Given information
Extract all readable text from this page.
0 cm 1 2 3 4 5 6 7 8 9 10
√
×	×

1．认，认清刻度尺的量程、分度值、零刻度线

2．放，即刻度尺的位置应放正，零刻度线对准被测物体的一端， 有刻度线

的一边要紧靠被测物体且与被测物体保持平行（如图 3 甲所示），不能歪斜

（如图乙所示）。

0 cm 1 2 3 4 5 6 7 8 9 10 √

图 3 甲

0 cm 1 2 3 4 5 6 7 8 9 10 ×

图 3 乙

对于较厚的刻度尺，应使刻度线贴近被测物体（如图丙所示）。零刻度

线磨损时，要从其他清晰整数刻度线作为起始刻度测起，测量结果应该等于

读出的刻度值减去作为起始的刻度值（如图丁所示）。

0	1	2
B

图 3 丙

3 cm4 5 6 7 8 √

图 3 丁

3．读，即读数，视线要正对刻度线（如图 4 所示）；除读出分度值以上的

Problem details
Please set down all the data word for word.

Correct output
Extract all readable text from this page.
0 cm 1 2 3 4 5 6 7 8 9 10
√
×	×

1．认，认清刻度尺的量程、分度值、零刻度线

2．放，即刻度尺的位置应放正，零刻度线对准被测物体的一端， 有刻度线

的一边要紧靠被测物体且与被测物体保持平行（如图 3 甲所示），不能歪斜

（如图乙所示）。

0 cm 1 2 3 4 5 6 7 8 9 10 √

图 3 甲

0 cm 1 2 3 4 5 6 7 8 9 10 ×

图 3 乙

对于较厚的刻度尺，应使刻度线贴近被测物体（如图丙所示）。零刻度

线磨损时，要从其他清晰整数刻度线作为起始刻度测起，测量结果应该等于

读出的刻度值减去作为起始的刻度值（如图丁所示）。

0	1	2
B

图 3 丙

3 cm4 5 6 7 8 √

图 3 丁

3．读，即读数，视线要正对刻度线（如图 4 所示）；除读出分度值以上的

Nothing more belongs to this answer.